Dunkle knows just how impactful this honor is. Her father, a Vietnam vet, was aboard on one of these trips and told her it was a game-changer. One of the most poignant moments was seeing how the men and women who served in Vietnam came back so profoundly impacted from seeing people stand up with a placard that said “Welcome Home,” or “We Salute You.” It’s a moment when some of these vets, who never received the heroes’ welcome they so richly deserved, at long last got that moment. “We are doing our best to make something that was very wrong, right,” said Dunkle.  

Once the attendees of the gala realized that the cause was raising money for veterans to have this opportunity, the paddles for their fundraiser just went up. Dunkle said, “It was so wonderful! We were able to raise enough to cover the cost of a flight, around $50k.” Then COVID-19 hit and flights were stopped, but the money was still there for this first flight post COVID. 

Kim Williams, a nurse for AdventHealth and an Air Force veteran, will be a guardian for two of the veterans. Nearly half of the escorts on this flight are vets helping other vets. Williams has never been to D.C., and is so excited about this opportunity. She shared, “We will meet at the airport at 6 am. There will be fellowship and breakfast for the veterans while they are checking in, then it’s wheels up at 8:15.” Once in D.C. the guardians will escort the honored soldiers to the different memorials where they will be lauded with an honor guard and other formal presentations. Then the vets will be taken to the Tomb of the Unknown Soldier for a wreath presentation.

YOUR ASSIGNMENT: According to the excerpt about the honor flight, how much money did the gala fundraiser raise?

RECORD SET:
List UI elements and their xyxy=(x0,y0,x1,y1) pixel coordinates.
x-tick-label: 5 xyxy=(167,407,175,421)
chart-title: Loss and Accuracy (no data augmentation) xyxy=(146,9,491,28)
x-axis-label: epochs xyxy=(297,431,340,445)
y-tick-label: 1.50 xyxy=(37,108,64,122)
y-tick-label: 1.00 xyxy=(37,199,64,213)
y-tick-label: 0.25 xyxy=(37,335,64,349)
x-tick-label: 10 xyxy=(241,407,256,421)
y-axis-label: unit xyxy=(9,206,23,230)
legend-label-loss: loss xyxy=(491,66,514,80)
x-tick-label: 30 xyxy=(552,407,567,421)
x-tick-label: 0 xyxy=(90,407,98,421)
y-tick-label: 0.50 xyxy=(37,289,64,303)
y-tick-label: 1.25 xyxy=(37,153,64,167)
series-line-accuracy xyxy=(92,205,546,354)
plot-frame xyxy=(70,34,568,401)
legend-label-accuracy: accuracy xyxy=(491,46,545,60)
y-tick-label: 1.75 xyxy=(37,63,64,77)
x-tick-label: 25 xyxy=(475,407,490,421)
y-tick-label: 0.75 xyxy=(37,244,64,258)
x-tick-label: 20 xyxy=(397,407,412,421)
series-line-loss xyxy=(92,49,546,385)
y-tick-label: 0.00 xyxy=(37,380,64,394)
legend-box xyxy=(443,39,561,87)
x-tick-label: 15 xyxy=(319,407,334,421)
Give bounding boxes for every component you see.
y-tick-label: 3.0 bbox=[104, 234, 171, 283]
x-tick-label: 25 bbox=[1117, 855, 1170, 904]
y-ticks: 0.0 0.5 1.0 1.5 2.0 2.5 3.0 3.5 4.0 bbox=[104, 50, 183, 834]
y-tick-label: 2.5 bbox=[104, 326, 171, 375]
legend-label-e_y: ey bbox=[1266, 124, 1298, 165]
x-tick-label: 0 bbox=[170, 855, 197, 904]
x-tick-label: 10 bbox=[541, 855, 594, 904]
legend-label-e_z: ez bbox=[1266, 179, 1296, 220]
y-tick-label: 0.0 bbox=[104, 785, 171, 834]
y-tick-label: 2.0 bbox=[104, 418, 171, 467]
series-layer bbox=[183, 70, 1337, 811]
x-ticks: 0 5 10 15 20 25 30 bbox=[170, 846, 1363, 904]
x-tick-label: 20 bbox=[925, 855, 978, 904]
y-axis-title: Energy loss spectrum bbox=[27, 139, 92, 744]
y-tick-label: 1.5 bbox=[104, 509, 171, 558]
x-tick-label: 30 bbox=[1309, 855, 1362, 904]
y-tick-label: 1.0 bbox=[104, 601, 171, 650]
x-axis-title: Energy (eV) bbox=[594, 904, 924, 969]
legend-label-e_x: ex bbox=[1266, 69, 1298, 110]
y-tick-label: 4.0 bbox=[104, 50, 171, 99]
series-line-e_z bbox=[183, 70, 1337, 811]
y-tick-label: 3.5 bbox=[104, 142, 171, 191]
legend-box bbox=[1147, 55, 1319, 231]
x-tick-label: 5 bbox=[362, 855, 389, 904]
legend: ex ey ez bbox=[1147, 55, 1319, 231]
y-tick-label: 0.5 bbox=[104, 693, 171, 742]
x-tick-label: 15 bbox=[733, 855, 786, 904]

OUTPUT OF THE TASK: Around $50k, enough to cover the cost of a flight.